EXTRACTED DATA:
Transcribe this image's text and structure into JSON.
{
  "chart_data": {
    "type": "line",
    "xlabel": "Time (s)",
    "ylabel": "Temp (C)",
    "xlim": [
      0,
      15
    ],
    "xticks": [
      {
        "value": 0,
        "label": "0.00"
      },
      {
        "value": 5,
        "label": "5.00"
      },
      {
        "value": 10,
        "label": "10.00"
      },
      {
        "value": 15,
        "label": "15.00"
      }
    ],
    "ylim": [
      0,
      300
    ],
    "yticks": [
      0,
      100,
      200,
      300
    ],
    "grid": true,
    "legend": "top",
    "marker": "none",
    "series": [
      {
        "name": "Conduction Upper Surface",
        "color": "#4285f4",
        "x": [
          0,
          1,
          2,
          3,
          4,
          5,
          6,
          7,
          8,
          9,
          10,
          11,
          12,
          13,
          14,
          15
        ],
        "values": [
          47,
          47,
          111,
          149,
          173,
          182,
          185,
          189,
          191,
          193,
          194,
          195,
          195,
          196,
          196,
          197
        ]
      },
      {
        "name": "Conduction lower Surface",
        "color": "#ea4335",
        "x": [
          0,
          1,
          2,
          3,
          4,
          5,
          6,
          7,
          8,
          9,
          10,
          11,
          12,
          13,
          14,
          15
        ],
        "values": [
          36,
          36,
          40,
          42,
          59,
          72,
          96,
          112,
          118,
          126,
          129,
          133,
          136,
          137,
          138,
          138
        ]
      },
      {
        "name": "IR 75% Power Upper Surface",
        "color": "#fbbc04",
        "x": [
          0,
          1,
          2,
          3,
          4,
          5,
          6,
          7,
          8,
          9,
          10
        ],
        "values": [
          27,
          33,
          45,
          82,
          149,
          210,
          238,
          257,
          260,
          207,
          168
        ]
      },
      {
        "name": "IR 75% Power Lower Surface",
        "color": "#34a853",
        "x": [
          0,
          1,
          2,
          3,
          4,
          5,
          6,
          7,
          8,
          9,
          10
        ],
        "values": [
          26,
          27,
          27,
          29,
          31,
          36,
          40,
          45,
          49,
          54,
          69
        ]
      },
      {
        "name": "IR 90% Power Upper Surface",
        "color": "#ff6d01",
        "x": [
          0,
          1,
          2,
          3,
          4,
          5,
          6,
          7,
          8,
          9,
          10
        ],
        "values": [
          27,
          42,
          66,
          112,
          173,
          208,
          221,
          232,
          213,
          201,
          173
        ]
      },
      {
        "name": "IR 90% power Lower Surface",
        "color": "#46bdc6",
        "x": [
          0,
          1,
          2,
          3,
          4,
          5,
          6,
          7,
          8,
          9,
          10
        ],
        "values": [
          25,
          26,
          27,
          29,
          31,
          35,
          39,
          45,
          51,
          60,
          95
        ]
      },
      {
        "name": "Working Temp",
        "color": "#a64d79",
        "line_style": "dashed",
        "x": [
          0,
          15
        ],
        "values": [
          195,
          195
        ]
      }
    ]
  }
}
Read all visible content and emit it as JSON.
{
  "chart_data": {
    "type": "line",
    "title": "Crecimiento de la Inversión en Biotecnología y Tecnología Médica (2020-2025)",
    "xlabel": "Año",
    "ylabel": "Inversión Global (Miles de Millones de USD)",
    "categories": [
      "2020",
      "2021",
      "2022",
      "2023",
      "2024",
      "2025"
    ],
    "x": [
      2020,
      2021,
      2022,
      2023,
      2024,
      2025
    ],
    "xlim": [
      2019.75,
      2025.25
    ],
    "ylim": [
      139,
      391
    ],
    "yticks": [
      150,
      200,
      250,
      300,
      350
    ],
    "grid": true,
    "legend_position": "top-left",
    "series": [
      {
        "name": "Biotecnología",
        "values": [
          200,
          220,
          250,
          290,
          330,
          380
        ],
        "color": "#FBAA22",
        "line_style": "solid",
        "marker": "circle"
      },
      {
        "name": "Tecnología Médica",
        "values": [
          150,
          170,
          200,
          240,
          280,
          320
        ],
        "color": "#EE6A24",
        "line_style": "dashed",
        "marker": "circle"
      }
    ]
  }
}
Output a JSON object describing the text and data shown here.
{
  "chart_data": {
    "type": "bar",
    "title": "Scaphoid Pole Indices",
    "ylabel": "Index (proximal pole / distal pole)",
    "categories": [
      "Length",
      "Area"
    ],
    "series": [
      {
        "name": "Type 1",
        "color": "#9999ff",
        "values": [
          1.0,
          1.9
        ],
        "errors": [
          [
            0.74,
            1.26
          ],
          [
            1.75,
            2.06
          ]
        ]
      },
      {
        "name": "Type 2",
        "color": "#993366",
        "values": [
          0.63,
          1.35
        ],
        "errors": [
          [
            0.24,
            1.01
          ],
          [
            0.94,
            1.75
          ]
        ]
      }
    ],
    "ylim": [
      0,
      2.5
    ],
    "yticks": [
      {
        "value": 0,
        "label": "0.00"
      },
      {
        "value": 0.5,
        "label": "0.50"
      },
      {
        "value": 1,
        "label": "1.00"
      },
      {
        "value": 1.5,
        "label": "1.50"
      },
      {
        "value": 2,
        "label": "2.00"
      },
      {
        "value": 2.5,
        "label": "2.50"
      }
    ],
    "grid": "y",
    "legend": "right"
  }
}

YOUR OBJECTIVE: Gather every line from the listing above in which "Conduction" appears, and copy those lines.

SOLUTION TO THIS TASK:
        "name": "Conduction Upper Surface",
        "name": "Conduction lower Surface",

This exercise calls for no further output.